→ Objective:
Copy every line in which the string "title" occurs.

[Dataset rows about figures]
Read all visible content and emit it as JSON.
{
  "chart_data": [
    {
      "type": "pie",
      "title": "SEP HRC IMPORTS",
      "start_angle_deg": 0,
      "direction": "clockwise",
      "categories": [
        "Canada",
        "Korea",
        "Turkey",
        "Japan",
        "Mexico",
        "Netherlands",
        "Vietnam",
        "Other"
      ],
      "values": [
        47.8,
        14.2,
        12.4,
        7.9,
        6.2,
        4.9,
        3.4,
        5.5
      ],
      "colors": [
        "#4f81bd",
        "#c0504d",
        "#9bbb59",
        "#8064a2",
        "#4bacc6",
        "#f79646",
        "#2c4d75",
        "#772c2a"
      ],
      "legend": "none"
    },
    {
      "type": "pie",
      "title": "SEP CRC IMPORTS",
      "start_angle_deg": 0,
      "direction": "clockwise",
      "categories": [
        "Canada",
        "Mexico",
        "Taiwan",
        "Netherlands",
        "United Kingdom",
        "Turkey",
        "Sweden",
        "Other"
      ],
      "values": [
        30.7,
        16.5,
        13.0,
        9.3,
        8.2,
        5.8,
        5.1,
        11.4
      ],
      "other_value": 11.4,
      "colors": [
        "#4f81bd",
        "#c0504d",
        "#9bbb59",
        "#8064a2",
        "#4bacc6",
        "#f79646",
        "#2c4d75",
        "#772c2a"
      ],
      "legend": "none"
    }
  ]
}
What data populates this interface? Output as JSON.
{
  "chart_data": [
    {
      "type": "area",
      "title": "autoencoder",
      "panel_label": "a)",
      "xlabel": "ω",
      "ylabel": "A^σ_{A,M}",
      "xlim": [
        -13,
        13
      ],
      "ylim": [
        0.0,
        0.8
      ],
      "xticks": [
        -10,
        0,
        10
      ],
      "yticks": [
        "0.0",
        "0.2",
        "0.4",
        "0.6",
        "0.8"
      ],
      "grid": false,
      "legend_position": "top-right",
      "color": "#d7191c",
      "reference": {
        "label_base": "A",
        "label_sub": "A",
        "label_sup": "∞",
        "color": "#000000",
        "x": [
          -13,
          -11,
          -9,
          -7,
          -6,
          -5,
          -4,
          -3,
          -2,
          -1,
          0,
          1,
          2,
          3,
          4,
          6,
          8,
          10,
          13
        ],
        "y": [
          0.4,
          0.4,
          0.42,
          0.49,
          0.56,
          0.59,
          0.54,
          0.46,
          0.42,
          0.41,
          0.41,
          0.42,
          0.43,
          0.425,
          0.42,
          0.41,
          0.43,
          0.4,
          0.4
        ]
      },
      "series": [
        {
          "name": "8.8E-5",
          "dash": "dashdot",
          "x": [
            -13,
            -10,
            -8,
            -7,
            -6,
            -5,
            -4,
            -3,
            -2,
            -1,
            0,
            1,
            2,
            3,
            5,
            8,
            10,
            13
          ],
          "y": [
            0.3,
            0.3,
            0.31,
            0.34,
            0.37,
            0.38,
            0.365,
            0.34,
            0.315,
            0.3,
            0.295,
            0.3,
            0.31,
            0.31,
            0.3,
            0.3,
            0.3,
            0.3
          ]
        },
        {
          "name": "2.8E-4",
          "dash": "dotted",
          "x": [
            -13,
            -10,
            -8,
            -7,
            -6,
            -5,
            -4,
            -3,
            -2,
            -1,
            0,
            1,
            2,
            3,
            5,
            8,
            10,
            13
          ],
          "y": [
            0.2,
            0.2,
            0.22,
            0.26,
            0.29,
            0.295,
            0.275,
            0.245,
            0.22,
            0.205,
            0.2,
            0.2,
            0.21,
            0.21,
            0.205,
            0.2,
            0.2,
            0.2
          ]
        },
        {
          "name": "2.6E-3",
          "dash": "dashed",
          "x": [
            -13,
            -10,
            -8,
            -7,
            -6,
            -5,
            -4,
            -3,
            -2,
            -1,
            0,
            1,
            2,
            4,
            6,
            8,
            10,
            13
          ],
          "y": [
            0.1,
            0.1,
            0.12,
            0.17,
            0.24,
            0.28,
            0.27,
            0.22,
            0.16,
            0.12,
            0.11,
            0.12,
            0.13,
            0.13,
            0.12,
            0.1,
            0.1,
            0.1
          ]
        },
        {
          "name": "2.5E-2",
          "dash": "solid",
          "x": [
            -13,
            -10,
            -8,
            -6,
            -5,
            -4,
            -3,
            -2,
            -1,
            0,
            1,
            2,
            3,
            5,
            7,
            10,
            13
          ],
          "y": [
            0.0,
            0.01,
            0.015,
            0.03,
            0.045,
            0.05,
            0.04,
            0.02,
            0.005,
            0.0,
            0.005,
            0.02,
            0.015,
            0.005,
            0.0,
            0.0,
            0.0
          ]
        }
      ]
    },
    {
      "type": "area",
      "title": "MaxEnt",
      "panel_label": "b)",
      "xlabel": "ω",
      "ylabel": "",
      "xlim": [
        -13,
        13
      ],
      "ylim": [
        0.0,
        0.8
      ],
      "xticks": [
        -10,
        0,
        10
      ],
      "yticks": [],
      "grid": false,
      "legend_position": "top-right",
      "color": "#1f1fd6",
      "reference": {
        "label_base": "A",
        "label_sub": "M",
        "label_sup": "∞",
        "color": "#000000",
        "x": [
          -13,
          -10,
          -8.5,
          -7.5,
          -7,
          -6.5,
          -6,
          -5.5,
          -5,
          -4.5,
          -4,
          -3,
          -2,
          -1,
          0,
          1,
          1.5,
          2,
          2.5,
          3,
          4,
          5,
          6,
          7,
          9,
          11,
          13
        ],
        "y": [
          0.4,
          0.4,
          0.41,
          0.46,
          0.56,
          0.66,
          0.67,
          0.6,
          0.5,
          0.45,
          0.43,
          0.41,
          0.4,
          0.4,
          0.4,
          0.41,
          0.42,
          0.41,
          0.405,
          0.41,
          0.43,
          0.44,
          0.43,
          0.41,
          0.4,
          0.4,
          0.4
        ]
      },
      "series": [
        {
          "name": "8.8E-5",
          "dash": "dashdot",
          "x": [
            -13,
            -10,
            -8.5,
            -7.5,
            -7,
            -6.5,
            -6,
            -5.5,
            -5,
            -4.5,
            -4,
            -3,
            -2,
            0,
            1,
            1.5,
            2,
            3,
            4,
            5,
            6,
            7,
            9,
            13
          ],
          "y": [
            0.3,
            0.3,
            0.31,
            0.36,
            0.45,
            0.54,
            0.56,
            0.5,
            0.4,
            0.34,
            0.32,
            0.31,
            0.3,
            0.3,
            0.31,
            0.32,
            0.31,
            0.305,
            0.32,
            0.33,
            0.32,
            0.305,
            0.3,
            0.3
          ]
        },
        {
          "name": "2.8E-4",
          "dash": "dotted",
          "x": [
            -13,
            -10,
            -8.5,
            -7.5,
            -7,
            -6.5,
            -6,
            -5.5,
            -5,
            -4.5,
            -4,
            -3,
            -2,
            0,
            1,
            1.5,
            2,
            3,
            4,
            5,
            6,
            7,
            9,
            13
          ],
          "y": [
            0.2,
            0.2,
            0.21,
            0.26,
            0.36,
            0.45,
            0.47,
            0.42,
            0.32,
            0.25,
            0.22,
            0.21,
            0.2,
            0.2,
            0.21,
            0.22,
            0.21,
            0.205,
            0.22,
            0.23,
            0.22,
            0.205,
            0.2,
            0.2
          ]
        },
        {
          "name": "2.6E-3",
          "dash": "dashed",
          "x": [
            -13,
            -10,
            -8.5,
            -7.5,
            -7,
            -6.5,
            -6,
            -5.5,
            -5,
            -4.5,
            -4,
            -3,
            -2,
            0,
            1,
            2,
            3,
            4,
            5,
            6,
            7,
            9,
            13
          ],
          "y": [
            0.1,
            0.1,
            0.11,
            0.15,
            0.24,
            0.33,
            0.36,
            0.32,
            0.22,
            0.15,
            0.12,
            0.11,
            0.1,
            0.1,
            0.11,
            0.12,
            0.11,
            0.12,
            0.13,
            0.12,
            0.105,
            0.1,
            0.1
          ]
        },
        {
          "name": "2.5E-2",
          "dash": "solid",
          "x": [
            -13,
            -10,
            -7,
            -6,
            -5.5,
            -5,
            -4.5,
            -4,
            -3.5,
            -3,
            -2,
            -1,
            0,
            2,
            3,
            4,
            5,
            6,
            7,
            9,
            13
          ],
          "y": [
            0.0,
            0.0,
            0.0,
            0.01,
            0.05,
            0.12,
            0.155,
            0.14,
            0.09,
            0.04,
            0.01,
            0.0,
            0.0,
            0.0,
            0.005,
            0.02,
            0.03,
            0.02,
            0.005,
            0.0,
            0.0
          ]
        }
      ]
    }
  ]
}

→ Expected answer:
      "title": "SEP HRC IMPORTS",
      "title": "SEP CRC IMPORTS",
      "title": "autoencoder",
      "title": "MaxEnt",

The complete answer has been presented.